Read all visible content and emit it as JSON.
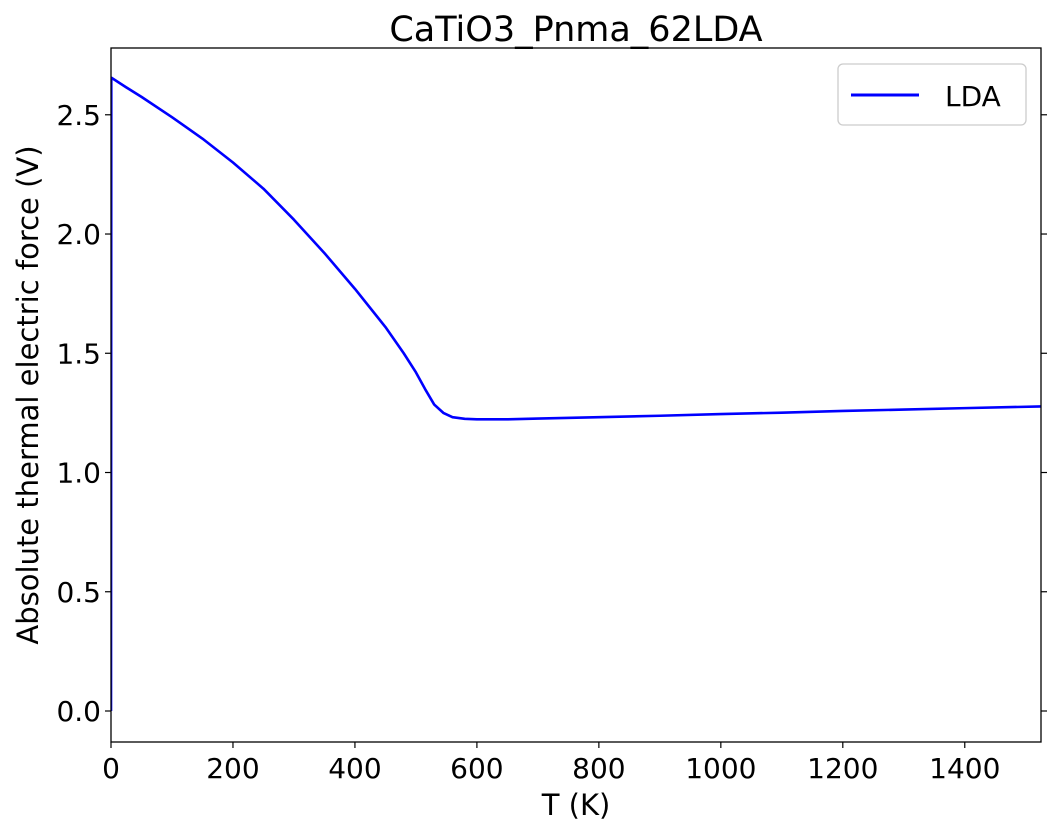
{
  "chart_data": {
    "type": "line",
    "title": "CaTiO3_Pnma_62LDA",
    "xlabel": "T (K)",
    "ylabel": "Absolute thermal electric force (V)",
    "xlim": [
      0,
      1525
    ],
    "ylim": [
      -0.13,
      2.78
    ],
    "xticks": [
      0,
      200,
      400,
      600,
      800,
      1000,
      1200,
      1400
    ],
    "yticks": [
      0.0,
      0.5,
      1.0,
      1.5,
      2.0,
      2.5
    ],
    "xtick_labels": [
      "0",
      "200",
      "400",
      "600",
      "800",
      "1000",
      "1200",
      "1400"
    ],
    "ytick_labels": [
      "0.0",
      "0.5",
      "1.0",
      "1.5",
      "2.0",
      "2.5"
    ],
    "grid": false,
    "legend": "top-right",
    "series": [
      {
        "name": "LDA",
        "color": "#0000ff",
        "x": [
          0,
          0.5,
          1,
          25,
          50,
          100,
          150,
          200,
          250,
          300,
          350,
          400,
          450,
          480,
          500,
          515,
          530,
          545,
          560,
          580,
          600,
          650,
          700,
          800,
          900,
          1000,
          1100,
          1200,
          1300,
          1400,
          1525
        ],
        "y": [
          0.0,
          2.655,
          2.655,
          2.615,
          2.575,
          2.49,
          2.4,
          2.3,
          2.19,
          2.06,
          1.92,
          1.77,
          1.61,
          1.5,
          1.42,
          1.35,
          1.285,
          1.25,
          1.232,
          1.225,
          1.223,
          1.223,
          1.226,
          1.232,
          1.238,
          1.245,
          1.251,
          1.258,
          1.264,
          1.27,
          1.277
        ]
      }
    ]
  }
}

▸ **Do this**
Pictures stay out; reproduce every line of the records exactly.

▸ **Task solution**
Read all visible content and emit it as JSON.
{
  "chart_data": {
    "type": "line",
    "title": "CaTiO3_Pnma_62LDA",
    "xlabel": "T (K)",
    "ylabel": "Absolute thermal electric force (V)",
    "xlim": [
      0,
      1525
    ],
    "ylim": [
      -0.13,
      2.78
    ],
    "xticks": [
      0,
      200,
      400,
      600,
      800,
      1000,
      1200,
      1400
    ],
    "yticks": [
      0.0,
      0.5,
      1.0,
      1.5,
      2.0,
      2.5
    ],
    "xtick_labels": [
      "0",
      "200",
      "400",
      "600",
      "800",
      "1000",
      "1200",
      "1400"
    ],
    "ytick_labels": [
      "0.0",
      "0.5",
      "1.0",
      "1.5",
      "2.0",
      "2.5"
    ],
    "grid": false,
    "legend": "top-right",
    "series": [
      {
        "name": "LDA",
        "color": "#0000ff",
        "x": [
          0,
          0.5,
          1,
          25,
          50,
          100,
          150,
          200,
          250,
          300,
          350,
          400,
          450,
          480,
          500,
          515,
          530,
          545,
          560,
          580,
          600,
          650,
          700,
          800,
          900,
          1000,
          1100,
          1200,
          1300,
          1400,
          1525
        ],
        "y": [
          0.0,
          2.655,
          2.655,
          2.615,
          2.575,
          2.49,
          2.4,
          2.3,
          2.19,
          2.06,
          1.92,
          1.77,
          1.61,
          1.5,
          1.42,
          1.35,
          1.285,
          1.25,
          1.232,
          1.225,
          1.223,
          1.223,
          1.226,
          1.232,
          1.238,
          1.245,
          1.251,
          1.258,
          1.264,
          1.27,
          1.277
        ]
      }
    ]
  }
}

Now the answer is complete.